Written exercise – Give the number of lines holding the string "môžu", and nothing else.

▽

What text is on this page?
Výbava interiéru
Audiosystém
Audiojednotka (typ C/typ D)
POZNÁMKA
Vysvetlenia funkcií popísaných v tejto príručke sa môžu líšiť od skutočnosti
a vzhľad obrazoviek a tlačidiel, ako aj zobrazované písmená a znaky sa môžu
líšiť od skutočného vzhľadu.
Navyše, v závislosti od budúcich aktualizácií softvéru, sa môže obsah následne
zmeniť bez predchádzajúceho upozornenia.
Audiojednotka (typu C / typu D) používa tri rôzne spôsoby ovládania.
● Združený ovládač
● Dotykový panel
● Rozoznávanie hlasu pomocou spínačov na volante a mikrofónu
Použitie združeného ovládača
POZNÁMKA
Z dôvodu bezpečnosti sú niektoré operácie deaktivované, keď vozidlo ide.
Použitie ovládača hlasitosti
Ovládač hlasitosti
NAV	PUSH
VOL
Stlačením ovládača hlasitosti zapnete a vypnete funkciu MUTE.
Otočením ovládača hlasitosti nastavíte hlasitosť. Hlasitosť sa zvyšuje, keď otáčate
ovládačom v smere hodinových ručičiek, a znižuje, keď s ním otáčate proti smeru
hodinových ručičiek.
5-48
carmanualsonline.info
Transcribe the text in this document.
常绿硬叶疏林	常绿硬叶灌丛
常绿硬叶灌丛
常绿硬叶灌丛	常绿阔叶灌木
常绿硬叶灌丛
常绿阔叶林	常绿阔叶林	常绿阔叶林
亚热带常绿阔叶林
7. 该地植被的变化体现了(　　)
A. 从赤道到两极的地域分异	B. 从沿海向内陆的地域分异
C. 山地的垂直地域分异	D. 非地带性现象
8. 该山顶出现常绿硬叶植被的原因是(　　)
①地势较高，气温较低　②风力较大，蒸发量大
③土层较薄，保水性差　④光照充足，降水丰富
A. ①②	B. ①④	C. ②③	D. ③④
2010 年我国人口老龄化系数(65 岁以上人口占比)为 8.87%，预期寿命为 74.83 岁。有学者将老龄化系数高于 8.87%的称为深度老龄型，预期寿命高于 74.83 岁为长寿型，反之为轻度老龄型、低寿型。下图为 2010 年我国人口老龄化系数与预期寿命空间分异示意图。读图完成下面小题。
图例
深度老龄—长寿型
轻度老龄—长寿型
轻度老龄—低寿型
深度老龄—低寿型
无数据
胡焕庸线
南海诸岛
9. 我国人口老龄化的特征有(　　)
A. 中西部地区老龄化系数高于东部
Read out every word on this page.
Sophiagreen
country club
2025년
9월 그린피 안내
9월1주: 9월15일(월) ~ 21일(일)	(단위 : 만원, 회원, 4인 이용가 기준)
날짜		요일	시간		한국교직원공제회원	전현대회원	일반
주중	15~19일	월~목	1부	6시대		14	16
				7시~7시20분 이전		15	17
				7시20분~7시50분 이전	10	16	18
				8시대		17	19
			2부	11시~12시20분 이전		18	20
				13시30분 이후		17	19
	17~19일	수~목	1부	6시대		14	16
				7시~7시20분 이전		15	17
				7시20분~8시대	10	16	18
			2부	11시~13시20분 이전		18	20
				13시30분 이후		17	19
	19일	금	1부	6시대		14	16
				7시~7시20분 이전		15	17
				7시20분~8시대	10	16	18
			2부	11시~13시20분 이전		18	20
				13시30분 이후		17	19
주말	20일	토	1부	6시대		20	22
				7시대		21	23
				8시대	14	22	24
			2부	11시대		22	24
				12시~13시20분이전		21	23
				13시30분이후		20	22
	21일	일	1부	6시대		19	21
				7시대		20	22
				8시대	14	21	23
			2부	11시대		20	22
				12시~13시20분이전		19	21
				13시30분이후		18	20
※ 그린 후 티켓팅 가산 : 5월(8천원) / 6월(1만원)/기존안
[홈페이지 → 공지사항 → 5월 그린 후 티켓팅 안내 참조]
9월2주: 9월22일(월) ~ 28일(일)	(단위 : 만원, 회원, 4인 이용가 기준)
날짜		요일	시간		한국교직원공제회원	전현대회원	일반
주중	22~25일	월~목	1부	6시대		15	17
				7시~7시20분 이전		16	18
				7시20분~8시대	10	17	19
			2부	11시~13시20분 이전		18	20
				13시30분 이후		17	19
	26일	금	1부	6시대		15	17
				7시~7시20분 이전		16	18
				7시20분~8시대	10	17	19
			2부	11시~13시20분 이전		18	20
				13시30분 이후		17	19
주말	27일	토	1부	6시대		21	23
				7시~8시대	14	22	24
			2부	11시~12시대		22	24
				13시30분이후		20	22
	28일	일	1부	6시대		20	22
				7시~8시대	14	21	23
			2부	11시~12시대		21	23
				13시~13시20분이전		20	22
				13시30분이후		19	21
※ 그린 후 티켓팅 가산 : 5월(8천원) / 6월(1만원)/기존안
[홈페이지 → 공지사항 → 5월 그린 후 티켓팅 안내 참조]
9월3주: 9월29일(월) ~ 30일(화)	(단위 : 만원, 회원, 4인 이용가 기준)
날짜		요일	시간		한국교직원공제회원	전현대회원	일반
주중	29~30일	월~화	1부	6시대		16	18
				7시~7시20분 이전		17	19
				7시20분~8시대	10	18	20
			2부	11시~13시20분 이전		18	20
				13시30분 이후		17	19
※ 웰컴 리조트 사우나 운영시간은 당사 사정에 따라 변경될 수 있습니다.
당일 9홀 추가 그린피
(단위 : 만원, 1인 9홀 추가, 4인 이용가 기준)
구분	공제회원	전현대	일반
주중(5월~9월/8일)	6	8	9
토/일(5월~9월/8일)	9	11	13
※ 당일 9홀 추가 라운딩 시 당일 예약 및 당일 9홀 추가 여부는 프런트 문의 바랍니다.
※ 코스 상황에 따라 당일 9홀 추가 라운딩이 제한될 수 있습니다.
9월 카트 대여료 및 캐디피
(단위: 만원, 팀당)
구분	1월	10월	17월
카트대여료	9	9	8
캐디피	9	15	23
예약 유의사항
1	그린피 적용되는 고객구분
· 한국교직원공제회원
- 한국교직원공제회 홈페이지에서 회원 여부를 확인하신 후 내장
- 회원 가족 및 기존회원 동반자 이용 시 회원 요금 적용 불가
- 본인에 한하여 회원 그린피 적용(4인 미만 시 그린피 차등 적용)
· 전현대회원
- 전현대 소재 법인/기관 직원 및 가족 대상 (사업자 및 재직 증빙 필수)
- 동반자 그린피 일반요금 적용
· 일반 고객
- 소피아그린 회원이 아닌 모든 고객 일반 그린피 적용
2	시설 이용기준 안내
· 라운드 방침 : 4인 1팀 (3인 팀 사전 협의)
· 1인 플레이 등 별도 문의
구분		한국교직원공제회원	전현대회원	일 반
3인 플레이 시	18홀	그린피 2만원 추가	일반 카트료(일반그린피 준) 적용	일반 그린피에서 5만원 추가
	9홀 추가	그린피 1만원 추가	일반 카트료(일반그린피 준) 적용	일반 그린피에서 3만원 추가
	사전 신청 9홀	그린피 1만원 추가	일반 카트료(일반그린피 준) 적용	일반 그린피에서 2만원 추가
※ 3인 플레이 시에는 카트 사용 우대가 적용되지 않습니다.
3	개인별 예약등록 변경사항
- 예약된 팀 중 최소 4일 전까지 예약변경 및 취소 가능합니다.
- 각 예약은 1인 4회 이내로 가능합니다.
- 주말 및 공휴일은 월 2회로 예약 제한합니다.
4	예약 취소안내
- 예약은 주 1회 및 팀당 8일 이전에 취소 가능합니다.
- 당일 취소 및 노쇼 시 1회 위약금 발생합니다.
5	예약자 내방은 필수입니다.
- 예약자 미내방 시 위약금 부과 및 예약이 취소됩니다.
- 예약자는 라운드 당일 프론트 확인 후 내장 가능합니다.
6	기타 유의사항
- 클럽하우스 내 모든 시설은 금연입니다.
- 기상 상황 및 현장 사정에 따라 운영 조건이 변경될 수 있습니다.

△

Response to the task – 2